**Set task:** Report how many lines below contain the word "JSON", and give only that number.

**Given data:**
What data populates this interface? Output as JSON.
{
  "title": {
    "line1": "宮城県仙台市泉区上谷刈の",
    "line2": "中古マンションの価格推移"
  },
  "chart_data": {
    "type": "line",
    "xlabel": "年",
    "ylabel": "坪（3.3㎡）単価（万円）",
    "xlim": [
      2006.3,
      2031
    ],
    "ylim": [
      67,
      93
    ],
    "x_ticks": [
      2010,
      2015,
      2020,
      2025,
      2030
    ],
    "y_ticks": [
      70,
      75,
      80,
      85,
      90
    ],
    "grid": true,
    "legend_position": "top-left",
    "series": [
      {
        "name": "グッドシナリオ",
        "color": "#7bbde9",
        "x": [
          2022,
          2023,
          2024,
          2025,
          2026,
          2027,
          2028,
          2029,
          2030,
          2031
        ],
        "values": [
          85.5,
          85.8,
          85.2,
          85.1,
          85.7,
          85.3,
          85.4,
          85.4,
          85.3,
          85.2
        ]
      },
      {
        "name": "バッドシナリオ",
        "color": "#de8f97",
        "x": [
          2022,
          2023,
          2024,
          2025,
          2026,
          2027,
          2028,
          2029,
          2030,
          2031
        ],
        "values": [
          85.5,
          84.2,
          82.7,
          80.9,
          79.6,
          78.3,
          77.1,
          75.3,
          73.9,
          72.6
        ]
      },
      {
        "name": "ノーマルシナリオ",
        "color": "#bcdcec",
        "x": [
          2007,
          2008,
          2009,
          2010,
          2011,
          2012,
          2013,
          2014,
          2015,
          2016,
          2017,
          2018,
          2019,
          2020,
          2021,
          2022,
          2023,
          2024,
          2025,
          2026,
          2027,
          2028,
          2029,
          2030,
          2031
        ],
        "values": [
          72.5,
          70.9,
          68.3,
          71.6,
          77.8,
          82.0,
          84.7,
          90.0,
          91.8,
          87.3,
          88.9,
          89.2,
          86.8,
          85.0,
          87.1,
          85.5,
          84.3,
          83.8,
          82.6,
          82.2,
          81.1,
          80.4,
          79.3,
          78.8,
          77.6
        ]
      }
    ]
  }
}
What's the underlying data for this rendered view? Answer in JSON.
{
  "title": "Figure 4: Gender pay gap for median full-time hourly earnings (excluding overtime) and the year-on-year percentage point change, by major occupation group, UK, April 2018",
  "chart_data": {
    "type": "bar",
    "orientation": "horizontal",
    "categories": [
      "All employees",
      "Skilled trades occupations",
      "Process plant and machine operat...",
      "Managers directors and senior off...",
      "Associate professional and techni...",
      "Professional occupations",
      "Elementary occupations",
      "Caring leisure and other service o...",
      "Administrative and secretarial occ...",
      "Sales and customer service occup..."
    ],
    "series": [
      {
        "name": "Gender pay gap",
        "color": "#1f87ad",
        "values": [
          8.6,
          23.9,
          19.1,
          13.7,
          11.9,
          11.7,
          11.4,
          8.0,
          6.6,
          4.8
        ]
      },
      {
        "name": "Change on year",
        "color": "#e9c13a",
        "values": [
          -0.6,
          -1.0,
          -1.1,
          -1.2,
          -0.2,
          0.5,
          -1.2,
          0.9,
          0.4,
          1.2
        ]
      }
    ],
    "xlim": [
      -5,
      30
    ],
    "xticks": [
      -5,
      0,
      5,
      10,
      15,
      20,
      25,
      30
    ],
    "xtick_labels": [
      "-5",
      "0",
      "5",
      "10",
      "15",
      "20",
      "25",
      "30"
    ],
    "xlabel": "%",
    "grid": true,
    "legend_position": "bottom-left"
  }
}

**Result of this exercise:** 2